> _TASK TO CARRY OUT_
Make an exact copy of all the records.
= = =
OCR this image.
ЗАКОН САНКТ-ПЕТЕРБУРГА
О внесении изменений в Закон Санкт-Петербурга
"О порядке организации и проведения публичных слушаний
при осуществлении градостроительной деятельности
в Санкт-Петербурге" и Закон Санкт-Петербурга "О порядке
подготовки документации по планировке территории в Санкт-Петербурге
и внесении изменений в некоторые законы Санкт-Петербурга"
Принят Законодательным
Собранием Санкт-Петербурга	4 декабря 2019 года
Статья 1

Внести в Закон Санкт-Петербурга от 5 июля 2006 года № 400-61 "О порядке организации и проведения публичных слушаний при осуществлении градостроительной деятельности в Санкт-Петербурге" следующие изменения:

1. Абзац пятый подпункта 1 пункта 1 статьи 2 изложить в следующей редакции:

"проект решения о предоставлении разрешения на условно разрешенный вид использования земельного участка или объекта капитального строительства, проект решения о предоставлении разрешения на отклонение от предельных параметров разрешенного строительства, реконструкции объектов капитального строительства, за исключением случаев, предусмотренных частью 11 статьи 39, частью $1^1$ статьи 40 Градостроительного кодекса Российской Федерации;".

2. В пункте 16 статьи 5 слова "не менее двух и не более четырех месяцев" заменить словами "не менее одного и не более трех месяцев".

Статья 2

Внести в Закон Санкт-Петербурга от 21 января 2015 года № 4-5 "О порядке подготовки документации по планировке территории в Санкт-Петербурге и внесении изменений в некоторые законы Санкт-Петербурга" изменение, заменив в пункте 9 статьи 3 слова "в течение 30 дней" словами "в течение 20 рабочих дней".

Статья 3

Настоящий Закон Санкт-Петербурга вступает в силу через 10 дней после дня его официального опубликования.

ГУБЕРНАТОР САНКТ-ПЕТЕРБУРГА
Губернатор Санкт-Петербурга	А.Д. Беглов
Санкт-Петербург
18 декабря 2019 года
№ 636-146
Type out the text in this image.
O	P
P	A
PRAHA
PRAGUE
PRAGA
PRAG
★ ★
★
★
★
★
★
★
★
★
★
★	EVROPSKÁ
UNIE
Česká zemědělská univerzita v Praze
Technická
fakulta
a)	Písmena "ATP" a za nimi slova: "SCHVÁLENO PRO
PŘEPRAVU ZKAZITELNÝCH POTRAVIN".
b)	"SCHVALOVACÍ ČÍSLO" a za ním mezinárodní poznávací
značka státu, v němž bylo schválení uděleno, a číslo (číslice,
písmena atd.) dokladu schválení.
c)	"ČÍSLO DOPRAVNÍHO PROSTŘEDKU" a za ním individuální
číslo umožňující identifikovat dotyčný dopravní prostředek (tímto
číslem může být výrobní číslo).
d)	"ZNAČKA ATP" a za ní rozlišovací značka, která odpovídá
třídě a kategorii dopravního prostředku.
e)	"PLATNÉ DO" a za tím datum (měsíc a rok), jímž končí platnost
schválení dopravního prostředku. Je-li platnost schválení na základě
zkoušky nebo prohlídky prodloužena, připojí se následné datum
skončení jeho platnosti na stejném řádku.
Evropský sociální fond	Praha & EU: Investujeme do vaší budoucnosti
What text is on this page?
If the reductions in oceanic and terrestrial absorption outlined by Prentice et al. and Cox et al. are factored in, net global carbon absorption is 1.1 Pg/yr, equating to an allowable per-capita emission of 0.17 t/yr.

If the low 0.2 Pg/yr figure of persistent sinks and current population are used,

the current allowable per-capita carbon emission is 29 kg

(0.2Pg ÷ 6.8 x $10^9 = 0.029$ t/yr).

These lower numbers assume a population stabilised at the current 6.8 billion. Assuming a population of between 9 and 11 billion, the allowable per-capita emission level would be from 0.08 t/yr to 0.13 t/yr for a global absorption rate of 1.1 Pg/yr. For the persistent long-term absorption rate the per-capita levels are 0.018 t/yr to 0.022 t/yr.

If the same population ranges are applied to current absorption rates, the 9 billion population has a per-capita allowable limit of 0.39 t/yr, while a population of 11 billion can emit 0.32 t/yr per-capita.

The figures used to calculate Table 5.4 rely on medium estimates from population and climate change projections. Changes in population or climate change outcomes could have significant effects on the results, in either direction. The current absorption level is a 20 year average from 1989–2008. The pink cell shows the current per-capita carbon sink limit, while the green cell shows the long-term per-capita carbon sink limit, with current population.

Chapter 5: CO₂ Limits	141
= = =
> _REPLY_
OCR this image.
ЗАКОН САНКТ-ПЕТЕРБУРГА
О внесении изменений в Закон Санкт-Петербурга
"О порядке организации и проведения публичных слушаний
при осуществлении градостроительной деятельности
в Санкт-Петербурге" и Закон Санкт-Петербурга "О порядке
подготовки документации по планировке территории в Санкт-Петербурге
и внесении изменений в некоторые законы Санкт-Петербурга"
Принят Законодательным
Собранием Санкт-Петербурга	4 декабря 2019 года
Статья 1

Внести в Закон Санкт-Петербурга от 5 июля 2006 года № 400-61 "О порядке организации и проведения публичных слушаний при осуществлении градостроительной деятельности в Санкт-Петербурге" следующие изменения:

1. Абзац пятый подпункта 1 пункта 1 статьи 2 изложить в следующей редакции:

"проект решения о предоставлении разрешения на условно разрешенный вид использования земельного участка или объекта капитального строительства, проект решения о предоставлении разрешения на отклонение от предельных параметров разрешенного строительства, реконструкции объектов капитального строительства, за исключением случаев, предусмотренных частью 11 статьи 39, частью $1^1$ статьи 40 Градостроительного кодекса Российской Федерации;".

2. В пункте 16 статьи 5 слова "не менее двух и не более четырех месяцев" заменить словами "не менее одного и не более трех месяцев".

Статья 2

Внести в Закон Санкт-Петербурга от 21 января 2015 года № 4-5 "О порядке подготовки документации по планировке территории в Санкт-Петербурге и внесении изменений в некоторые законы Санкт-Петербурга" изменение, заменив в пункте 9 статьи 3 слова "в течение 30 дней" словами "в течение 20 рабочих дней".

Статья 3

Настоящий Закон Санкт-Петербурга вступает в силу через 10 дней после дня его официального опубликования.

ГУБЕРНАТОР САНКТ-ПЕТЕРБУРГА
Губернатор Санкт-Петербурга	А.Д. Беглов
Санкт-Петербург
18 декабря 2019 года
№ 636-146
Type out the text in this image.
O	P
P	A
PRAHA
PRAGUE
PRAGA
PRAG
★ ★
★
★
★
★
★
★
★
★
★
★	EVROPSKÁ
UNIE
Česká zemědělská univerzita v Praze
Technická
fakulta
a)	Písmena "ATP" a za nimi slova: "SCHVÁLENO PRO
PŘEPRAVU ZKAZITELNÝCH POTRAVIN".
b)	"SCHVALOVACÍ ČÍSLO" a za ním mezinárodní poznávací
značka státu, v němž bylo schválení uděleno, a číslo (číslice,
písmena atd.) dokladu schválení.
c)	"ČÍSLO DOPRAVNÍHO PROSTŘEDKU" a za ním individuální
číslo umožňující identifikovat dotyčný dopravní prostředek (tímto
číslem může být výrobní číslo).
d)	"ZNAČKA ATP" a za ní rozlišovací značka, která odpovídá
třídě a kategorii dopravního prostředku.
e)	"PLATNÉ DO" a za tím datum (měsíc a rok), jímž končí platnost
schválení dopravního prostředku. Je-li platnost schválení na základě
zkoušky nebo prohlídky prodloužena, připojí se následné datum
skončení jeho platnosti na stejném řádku.
Evropský sociální fond	Praha & EU: Investujeme do vaší budoucnosti
What text is on this page?
If the reductions in oceanic and terrestrial absorption outlined by Prentice et al. and Cox et al. are factored in, net global carbon absorption is 1.1 Pg/yr, equating to an allowable per-capita emission of 0.17 t/yr.

If the low 0.2 Pg/yr figure of persistent sinks and current population are used,

the current allowable per-capita carbon emission is 29 kg

(0.2Pg ÷ 6.8 x $10^9 = 0.029$ t/yr).

These lower numbers assume a population stabilised at the current 6.8 billion. Assuming a population of between 9 and 11 billion, the allowable per-capita emission level would be from 0.08 t/yr to 0.13 t/yr for a global absorption rate of 1.1 Pg/yr. For the persistent long-term absorption rate the per-capita levels are 0.018 t/yr to 0.022 t/yr.

If the same population ranges are applied to current absorption rates, the 9 billion population has a per-capita allowable limit of 0.39 t/yr, while a population of 11 billion can emit 0.32 t/yr per-capita.

The figures used to calculate Table 5.4 rely on medium estimates from population and climate change projections. Changes in population or climate change outcomes could have significant effects on the results, in either direction. The current absorption level is a 20 year average from 1989–2008. The pink cell shows the current per-capita carbon sink limit, while the green cell shows the long-term per-capita carbon sink limit, with current population.

Chapter 5: CO₂ Limits	141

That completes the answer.